Instructions to follow – Word for word, transcribe the lines below and drop the pictures.

[Raw data start]

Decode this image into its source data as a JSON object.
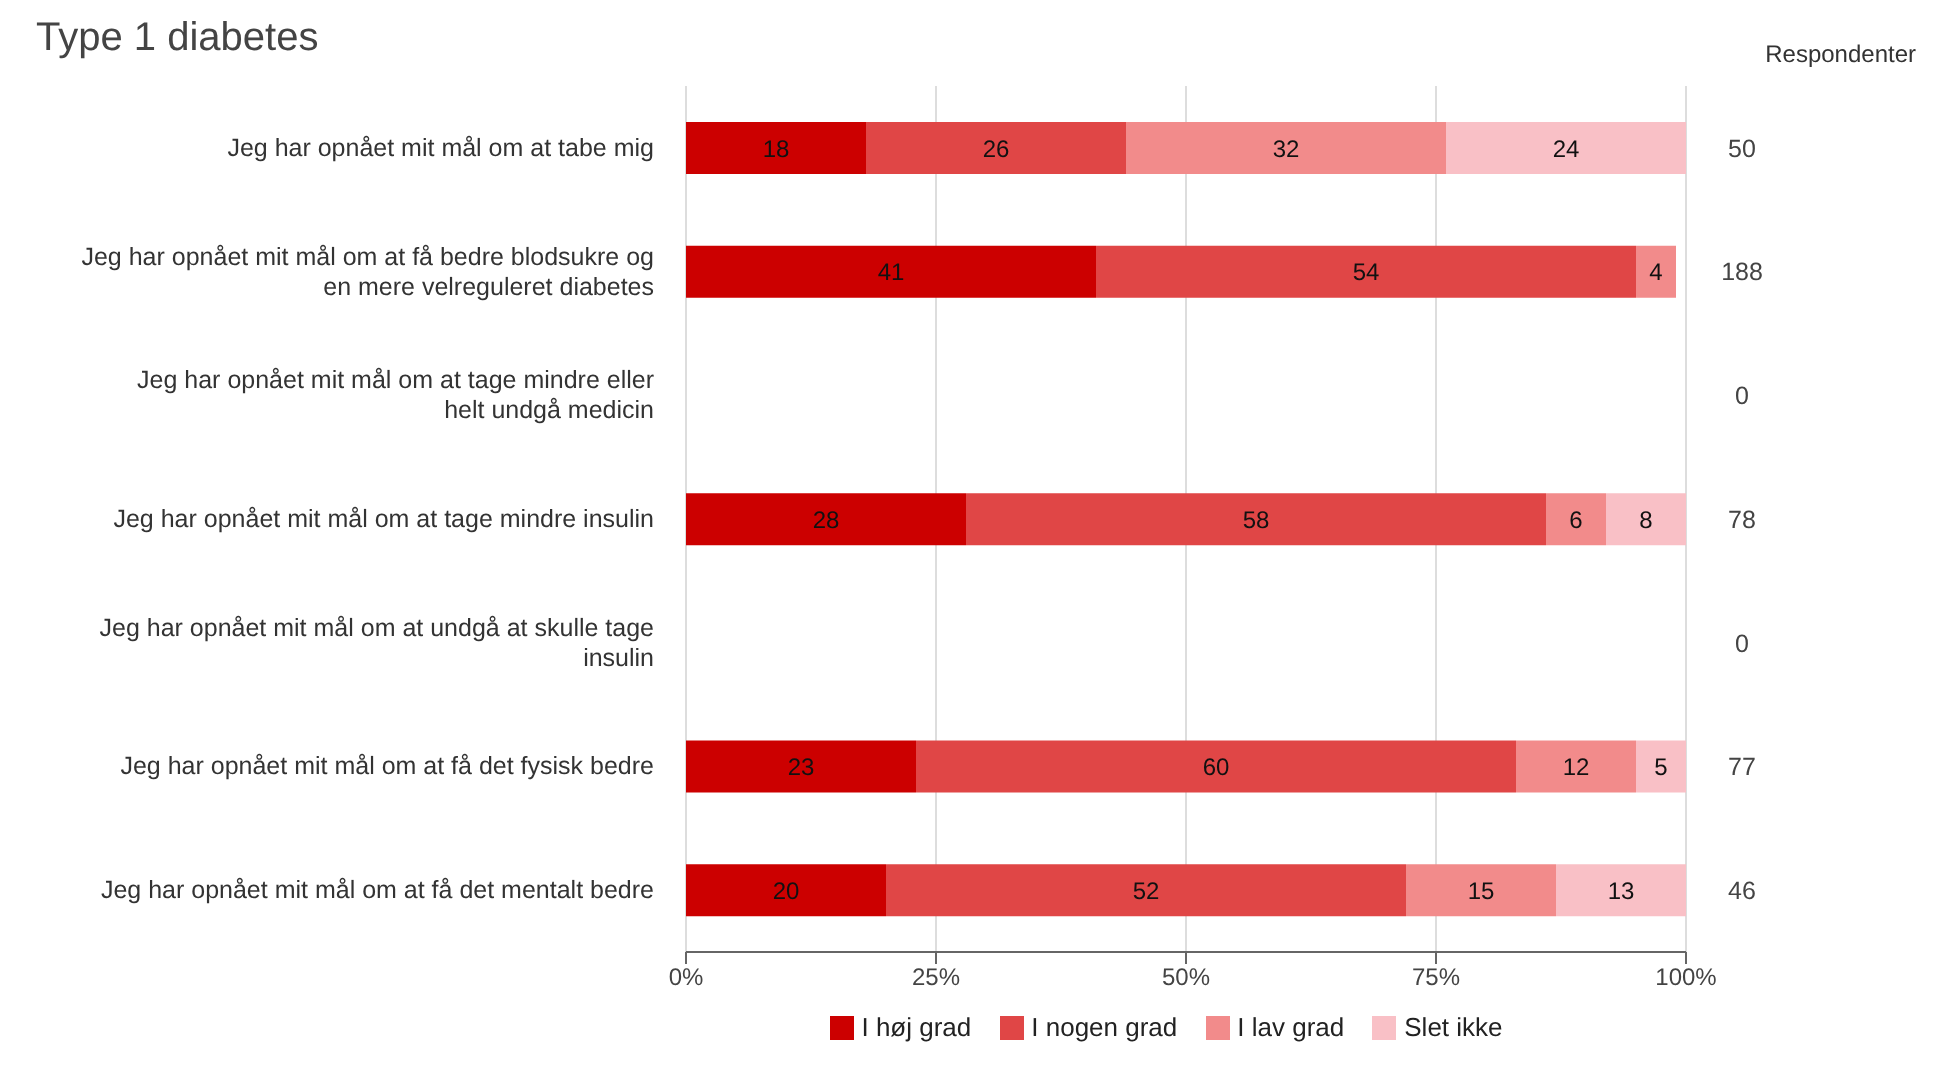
{
  "chart_data": {
    "type": "bar",
    "orientation": "horizontal",
    "stacked": true,
    "title": "Type 1 diabetes",
    "y2label": "Respondenter",
    "categories": [
      "Jeg har opnået mit mål om at tabe mig",
      "Jeg har opnået mit mål om at få bedre blodsukre og en mere velreguleret diabetes",
      "Jeg har opnået mit mål om at tage mindre eller helt undgå medicin",
      "Jeg har opnået mit mål om at tage mindre insulin",
      "Jeg har opnået mit mål om at undgå at skulle tage insulin",
      "Jeg har opnået mit mål om at få det fysisk bedre",
      "Jeg har opnået mit mål om at få det mentalt bedre"
    ],
    "y2_categories": [
      "50",
      "188",
      "0",
      "78",
      "0",
      "77",
      "46"
    ],
    "series": [
      {
        "name": "I høj grad",
        "color": "#cc0000",
        "values": [
          18,
          41,
          null,
          28,
          null,
          23,
          20
        ]
      },
      {
        "name": "I nogen grad",
        "color": "#e04646",
        "values": [
          26,
          54,
          null,
          58,
          null,
          60,
          52
        ]
      },
      {
        "name": "I lav grad",
        "color": "#f28b8b",
        "values": [
          32,
          4,
          null,
          6,
          null,
          12,
          15
        ]
      },
      {
        "name": "Slet ikke",
        "color": "#f9c0c6",
        "values": [
          24,
          null,
          null,
          8,
          null,
          5,
          13
        ]
      }
    ],
    "xlim": [
      0,
      100
    ],
    "xticks": [
      {
        "value": 0,
        "label": "0%"
      },
      {
        "value": 25,
        "label": "25%"
      },
      {
        "value": 50,
        "label": "50%"
      },
      {
        "value": 75,
        "label": "75%"
      },
      {
        "value": 100,
        "label": "100%"
      }
    ],
    "data_labels": true,
    "grid": "x",
    "legend": "bottom"
  }
}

[Raw data end]

Written response –
Decode this image into its source data as a JSON object.
{
  "chart_data": {
    "type": "bar",
    "orientation": "horizontal",
    "stacked": true,
    "title": "Type 1 diabetes",
    "y2label": "Respondenter",
    "categories": [
      "Jeg har opnået mit mål om at tabe mig",
      "Jeg har opnået mit mål om at få bedre blodsukre og en mere velreguleret diabetes",
      "Jeg har opnået mit mål om at tage mindre eller helt undgå medicin",
      "Jeg har opnået mit mål om at tage mindre insulin",
      "Jeg har opnået mit mål om at undgå at skulle tage insulin",
      "Jeg har opnået mit mål om at få det fysisk bedre",
      "Jeg har opnået mit mål om at få det mentalt bedre"
    ],
    "y2_categories": [
      "50",
      "188",
      "0",
      "78",
      "0",
      "77",
      "46"
    ],
    "series": [
      {
        "name": "I høj grad",
        "color": "#cc0000",
        "values": [
          18,
          41,
          null,
          28,
          null,
          23,
          20
        ]
      },
      {
        "name": "I nogen grad",
        "color": "#e04646",
        "values": [
          26,
          54,
          null,
          58,
          null,
          60,
          52
        ]
      },
      {
        "name": "I lav grad",
        "color": "#f28b8b",
        "values": [
          32,
          4,
          null,
          6,
          null,
          12,
          15
        ]
      },
      {
        "name": "Slet ikke",
        "color": "#f9c0c6",
        "values": [
          24,
          null,
          null,
          8,
          null,
          5,
          13
        ]
      }
    ],
    "xlim": [
      0,
      100
    ],
    "xticks": [
      {
        "value": 0,
        "label": "0%"
      },
      {
        "value": 25,
        "label": "25%"
      },
      {
        "value": 50,
        "label": "50%"
      },
      {
        "value": 75,
        "label": "75%"
      },
      {
        "value": 100,
        "label": "100%"
      }
    ],
    "data_labels": true,
    "grid": "x",
    "legend": "bottom"
  }
}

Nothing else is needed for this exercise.